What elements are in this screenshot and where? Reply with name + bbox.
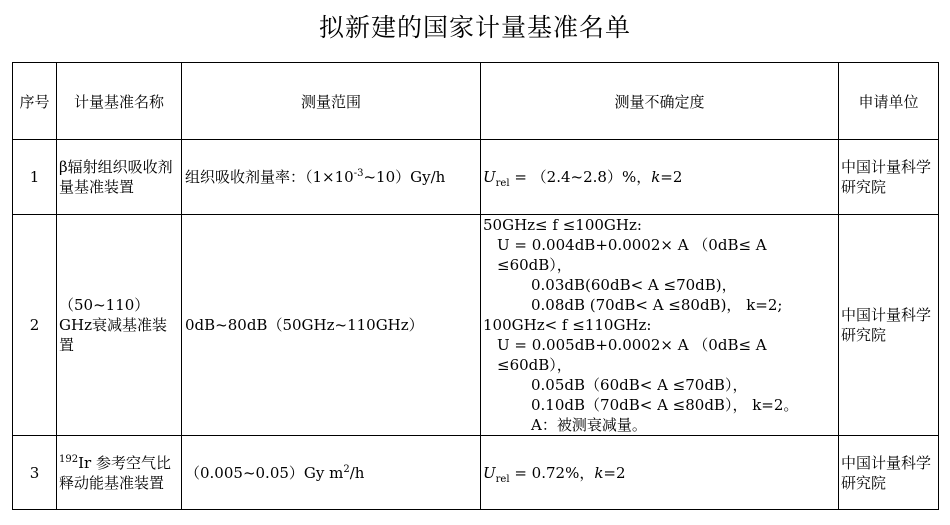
table-row <box>13 215 939 436</box>
unc-variable: U <box>483 168 496 186</box>
isotope-superscript: 192 <box>59 453 79 465</box>
range-prefix: （0.005~0.05）Gy m <box>185 463 344 482</box>
unc-subscript: rel <box>495 178 510 189</box>
range-suffix: /h <box>349 463 365 482</box>
k-value: =2 <box>660 168 683 186</box>
unc-line: 0.05dB（60dB< A ≤70dB）， <box>531 376 748 394</box>
unc-line: 50GHz≤ f ≤100GHz: <box>483 216 642 234</box>
table-row <box>13 436 939 510</box>
applicant-unit: 中国计量科学研究院 <box>839 436 939 510</box>
header-unit: 申请单位 <box>839 63 939 140</box>
header-name: 计量基准名称 <box>57 63 182 140</box>
header-no: 序号 <box>13 63 57 140</box>
range-prefix: 组织吸收剂量率：（1×10 <box>185 168 354 186</box>
header-uncertainty: 测量不确定度 <box>481 63 839 140</box>
unc-line: A：被测衰减量。 <box>531 416 647 434</box>
unc-subscript: rel <box>495 473 510 485</box>
name-text: Ir 参考空气比释动能基准装置 <box>59 453 171 492</box>
range-superscript: 2 <box>343 463 350 475</box>
k-variable: k <box>594 463 604 482</box>
row-number: 2 <box>13 215 57 436</box>
uncertainty <box>481 436 839 510</box>
standards-table <box>12 62 939 510</box>
table-row <box>13 140 939 215</box>
measurement-range: 0dB~80dB（50GHz~110GHz） <box>182 215 481 436</box>
unc-line: U = 0.005dB+0.0002× A （0dB≤ A ≤60dB）， <box>497 336 767 374</box>
range-superscript: -3 <box>353 168 364 179</box>
unc-value: = （2.4~2.8）%， <box>509 168 652 186</box>
unc-line: 0.10dB（70dB< A ≤80dB）， k=2。 <box>531 396 799 414</box>
standard-name <box>57 436 182 510</box>
header-range: 测量范围 <box>182 63 481 140</box>
measurement-range <box>182 140 481 215</box>
uncertainty <box>481 215 839 436</box>
applicant-unit: 中国计量科学研究院 <box>839 215 939 436</box>
applicant-unit: 中国计量科学研究院 <box>839 140 939 215</box>
row-number: 1 <box>13 140 57 215</box>
unc-value: = 0.72%， <box>509 463 595 482</box>
range-suffix: ~10）Gy/h <box>363 168 446 186</box>
uncertainty <box>481 140 839 215</box>
unc-line: 0.03dB(60dB< A ≤70dB)， <box>531 276 737 294</box>
measurement-range <box>182 436 481 510</box>
standard-name: （50~110）GHz衰减基准装置 <box>57 215 182 436</box>
table-header-row <box>13 63 939 140</box>
page-title: 拟新建的国家计量基准名单 <box>318 13 631 42</box>
unc-line: U = 0.004dB+0.0002× A （0dB≤ A ≤60dB）， <box>497 236 767 274</box>
unc-line: 100GHz< f ≤110GHz: <box>483 316 652 334</box>
k-variable: k <box>651 168 661 186</box>
row-number: 3 <box>13 436 57 510</box>
unc-line: 0.08dB (70dB< A ≤80dB)， k=2; <box>531 296 783 314</box>
k-value: =2 <box>603 463 626 482</box>
standard-name: β辐射组织吸收剂量基准装置 <box>57 140 182 215</box>
unc-variable: U <box>483 463 496 482</box>
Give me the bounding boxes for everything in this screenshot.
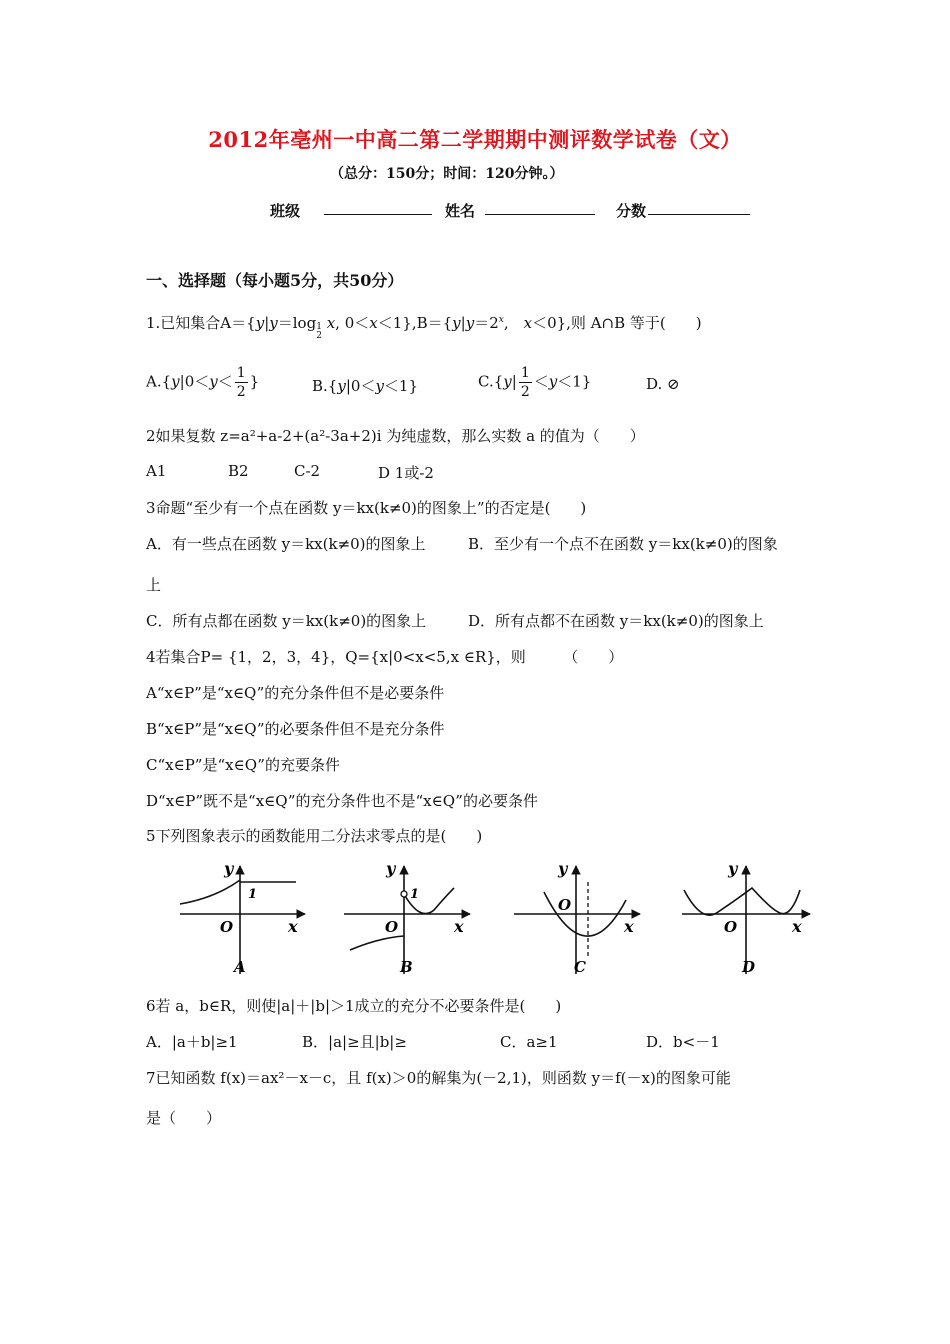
graph-a[interactable] <box>180 859 305 976</box>
graph-d-y-axis-label: y <box>728 859 738 878</box>
page-title: 2012年亳州一中高二第二学期期中测评数学试卷（文） <box>208 127 742 152</box>
question-4-stem: 4若集合P= {1，2，3，4}，Q={x|0<x<5,x ∈R}，则 （ ） <box>146 648 624 666</box>
question-1-option-c[interactable]: C.{y| $\frac{1}{2}$ ＜y＜1} <box>478 365 592 400</box>
question-6-option-a[interactable]: A．|a＋b|≥1 <box>146 1033 238 1051</box>
question-2-option-d[interactable]: D 1或-2 <box>378 464 434 482</box>
question-1-stem: 1.已知集合A＝{y|y＝log 1 2 x, $0<x<1\},B=\{y|y=2^x$, x＜0},则 A∩B 等于( ) <box>146 314 702 341</box>
graph-a-origin-label: O <box>220 918 234 936</box>
graph-b-label: B <box>400 958 413 976</box>
question-3-option-a[interactable]: A．有一些点在函数 y＝kx(k≠0)的图象上 <box>146 535 426 553</box>
question-7-stem-continued: 是（ ） <box>146 1109 222 1127</box>
question-4-option-d[interactable]: D“x∈P”既不是“x∈Q”的充分条件也不是“x∈Q”的必要条件 <box>146 792 538 810</box>
exam-subtitle: （总分：150分；时间：120分钟。） <box>330 166 564 182</box>
question-4-option-a[interactable]: A“x∈P”是“x∈Q”的充分条件但不是必要条件 <box>146 684 445 702</box>
log-base: 1 2 <box>316 322 322 341</box>
graph-d-label: D <box>742 958 756 976</box>
question-4-option-b[interactable]: B“x∈P”是“x∈Q”的必要条件但不是充分条件 <box>146 720 445 738</box>
graph-d-x-axis-label: x <box>792 917 802 936</box>
question-5-stem: 5下列图象表示的函数能用二分法求零点的是( ) <box>146 827 483 845</box>
graph-a-x-axis-label: x <box>288 917 298 936</box>
graph-b-x-axis-label: x <box>454 917 464 936</box>
graph-c-x-axis-label: x <box>624 917 634 936</box>
class-label: 班级 <box>270 202 301 220</box>
graph-a-y-axis-label: y <box>224 859 234 878</box>
question-3-option-d[interactable]: D．所有点都不在函数 y＝kx(k≠0)的图象上 <box>468 612 764 630</box>
question-1-option-d[interactable]: D. ⊘ <box>646 375 680 393</box>
graph-c-origin-label: O <box>558 896 572 914</box>
log-symbol: log <box>292 314 317 332</box>
question-1-option-a[interactable]: A.{y|0＜y＜ $\frac{1}{2}$ } <box>146 365 260 400</box>
question-4-option-c[interactable]: C“x∈P”是“x∈Q”的充要条件 <box>146 756 340 774</box>
question-6-option-c[interactable]: C．a≥1 <box>500 1033 558 1051</box>
graph-a-label: A <box>234 958 246 976</box>
question-1-option-b[interactable]: B.{y|0＜y＜1} <box>312 377 419 395</box>
question-6-option-d[interactable]: D．b<－1 <box>646 1033 720 1051</box>
name-label: 姓名 <box>445 202 476 220</box>
question-6-option-b[interactable]: B．|a|≥且|b|≥ <box>302 1033 407 1051</box>
question-3-stem: 3命题“至少有一个点在函数 y＝kx(k≠0)的图象上”的否定是( ) <box>146 499 587 517</box>
graph-b-origin-label: O <box>385 918 399 936</box>
question-2-stem: 2如果复数 z=a²+a-2+(a²-3a+2)i 为纯虚数，那么实数 a 的值为（ ） <box>146 427 645 445</box>
question-6-stem: 6若 a，b∈R，则使|a|＋|b|＞1成立的充分不必要条件是( ) <box>146 997 562 1015</box>
question-3-option-b-continued: 上 <box>146 576 162 594</box>
graph-d[interactable] <box>682 859 810 976</box>
name-blank[interactable] <box>485 214 595 215</box>
graph-c[interactable] <box>514 859 640 976</box>
question-2-option-a[interactable]: A1 <box>146 462 167 480</box>
question-3-option-c[interactable]: C．所有点都在函数 y＝kx(k≠0)的图象上 <box>146 612 427 630</box>
score-label: 分数 <box>616 202 647 220</box>
question-2-option-b[interactable]: B2 <box>228 462 249 480</box>
question-7-stem: 7已知函数 f(x)＝ax²－x－c，且 f(x)＞0的解集为(－2,1)，则函数 y＝f(－x)的图象可能 <box>146 1069 731 1087</box>
graph-d-origin-label: O <box>724 918 738 936</box>
graph-c-label: C <box>574 958 586 976</box>
graph-a-one-label: 1 <box>248 887 258 902</box>
question-2-option-c[interactable]: C-2 <box>294 462 321 480</box>
graph-b-one-label: 1 <box>410 887 420 902</box>
score-blank[interactable] <box>648 214 750 215</box>
graph-b-y-axis-label: y <box>386 859 396 878</box>
class-blank[interactable] <box>324 214 432 215</box>
graph-b[interactable] <box>344 859 470 976</box>
empty-set-symbol: ⊘ <box>667 375 680 393</box>
graph-c-y-axis-label: y <box>558 859 568 878</box>
question-5-graphs <box>170 852 830 982</box>
question-3-option-b[interactable]: B．至少有一个点不在函数 y＝kx(k≠0)的图象 <box>468 535 778 553</box>
section-heading: 一、选择题（每小题5分，共50分） <box>146 271 404 290</box>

■ Task goal ■
Please print the data without changes, starting at the line that contains "table-row <box>13 215 939 436</box>" and ending at the line that contains "unc-subscript: rel <box>495 178 510 189</box>", with both of those lines included.

■ Task result ■
table-row <box>13 215 939 436</box>
unc-variable: U <box>483 168 496 186</box>
isotope-superscript: 192 <box>59 453 79 465</box>
range-prefix: （0.005~0.05）Gy m <box>185 463 344 482</box>
unc-subscript: rel <box>495 178 510 189</box>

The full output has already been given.